#### RECORDED DATA ####

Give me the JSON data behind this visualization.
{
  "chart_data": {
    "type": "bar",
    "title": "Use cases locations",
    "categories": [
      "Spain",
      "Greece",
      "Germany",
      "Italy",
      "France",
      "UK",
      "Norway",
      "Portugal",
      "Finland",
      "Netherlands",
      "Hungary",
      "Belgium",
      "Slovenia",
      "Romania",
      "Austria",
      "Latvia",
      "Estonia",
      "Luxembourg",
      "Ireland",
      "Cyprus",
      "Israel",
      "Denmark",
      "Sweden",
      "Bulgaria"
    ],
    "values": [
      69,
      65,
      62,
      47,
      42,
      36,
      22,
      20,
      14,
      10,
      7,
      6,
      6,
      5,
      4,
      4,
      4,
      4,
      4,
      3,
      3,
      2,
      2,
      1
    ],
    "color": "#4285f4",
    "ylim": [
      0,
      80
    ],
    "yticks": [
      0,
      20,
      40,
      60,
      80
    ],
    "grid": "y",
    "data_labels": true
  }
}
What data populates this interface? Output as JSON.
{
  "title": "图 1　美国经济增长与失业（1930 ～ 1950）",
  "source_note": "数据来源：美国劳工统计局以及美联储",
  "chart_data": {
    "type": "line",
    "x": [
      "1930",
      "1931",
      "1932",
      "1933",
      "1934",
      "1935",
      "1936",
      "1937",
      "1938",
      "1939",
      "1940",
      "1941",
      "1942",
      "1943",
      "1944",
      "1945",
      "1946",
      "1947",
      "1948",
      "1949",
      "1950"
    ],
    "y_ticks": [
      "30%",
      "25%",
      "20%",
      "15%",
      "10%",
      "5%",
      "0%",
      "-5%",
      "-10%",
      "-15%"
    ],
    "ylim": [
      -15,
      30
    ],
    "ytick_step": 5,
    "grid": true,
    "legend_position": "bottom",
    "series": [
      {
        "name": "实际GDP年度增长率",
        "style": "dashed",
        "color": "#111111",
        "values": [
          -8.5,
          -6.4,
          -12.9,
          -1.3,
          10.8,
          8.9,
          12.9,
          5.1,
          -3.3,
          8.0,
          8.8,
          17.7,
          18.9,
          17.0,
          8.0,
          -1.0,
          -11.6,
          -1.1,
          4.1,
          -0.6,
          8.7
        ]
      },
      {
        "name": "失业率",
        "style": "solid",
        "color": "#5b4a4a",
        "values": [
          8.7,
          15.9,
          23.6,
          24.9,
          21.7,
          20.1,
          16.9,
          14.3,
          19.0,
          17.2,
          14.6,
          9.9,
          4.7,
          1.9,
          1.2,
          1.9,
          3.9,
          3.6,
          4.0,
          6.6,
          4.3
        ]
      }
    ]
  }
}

####

## EXERCISE AIM:
Print the records once more, exactly as they were given.

## RESPONSE FOR THIS EXERCISE:
Give me the JSON data behind this visualization.
{
  "chart_data": {
    "type": "bar",
    "title": "Use cases locations",
    "categories": [
      "Spain",
      "Greece",
      "Germany",
      "Italy",
      "France",
      "UK",
      "Norway",
      "Portugal",
      "Finland",
      "Netherlands",
      "Hungary",
      "Belgium",
      "Slovenia",
      "Romania",
      "Austria",
      "Latvia",
      "Estonia",
      "Luxembourg",
      "Ireland",
      "Cyprus",
      "Israel",
      "Denmark",
      "Sweden",
      "Bulgaria"
    ],
    "values": [
      69,
      65,
      62,
      47,
      42,
      36,
      22,
      20,
      14,
      10,
      7,
      6,
      6,
      5,
      4,
      4,
      4,
      4,
      4,
      3,
      3,
      2,
      2,
      1
    ],
    "color": "#4285f4",
    "ylim": [
      0,
      80
    ],
    "yticks": [
      0,
      20,
      40,
      60,
      80
    ],
    "grid": "y",
    "data_labels": true
  }
}
What data populates this interface? Output as JSON.
{
  "title": "图 1　美国经济增长与失业（1930 ～ 1950）",
  "source_note": "数据来源：美国劳工统计局以及美联储",
  "chart_data": {
    "type": "line",
    "x": [
      "1930",
      "1931",
      "1932",
      "1933",
      "1934",
      "1935",
      "1936",
      "1937",
      "1938",
      "1939",
      "1940",
      "1941",
      "1942",
      "1943",
      "1944",
      "1945",
      "1946",
      "1947",
      "1948",
      "1949",
      "1950"
    ],
    "y_ticks": [
      "30%",
      "25%",
      "20%",
      "15%",
      "10%",
      "5%",
      "0%",
      "-5%",
      "-10%",
      "-15%"
    ],
    "ylim": [
      -15,
      30
    ],
    "ytick_step": 5,
    "grid": true,
    "legend_position": "bottom",
    "series": [
      {
        "name": "实际GDP年度增长率",
        "style": "dashed",
        "color": "#111111",
        "values": [
          -8.5,
          -6.4,
          -12.9,
          -1.3,
          10.8,
          8.9,
          12.9,
          5.1,
          -3.3,
          8.0,
          8.8,
          17.7,
          18.9,
          17.0,
          8.0,
          -1.0,
          -11.6,
          -1.1,
          4.1,
          -0.6,
          8.7
        ]
      },
      {
        "name": "失业率",
        "style": "solid",
        "color": "#5b4a4a",
        "values": [
          8.7,
          15.9,
          23.6,
          24.9,
          21.7,
          20.1,
          16.9,
          14.3,
          19.0,
          17.2,
          14.6,
          9.9,
          4.7,
          1.9,
          1.2,
          1.9,
          3.9,
          3.6,
          4.0,
          6.6,
          4.3
        ]
      }
    ]
  }
}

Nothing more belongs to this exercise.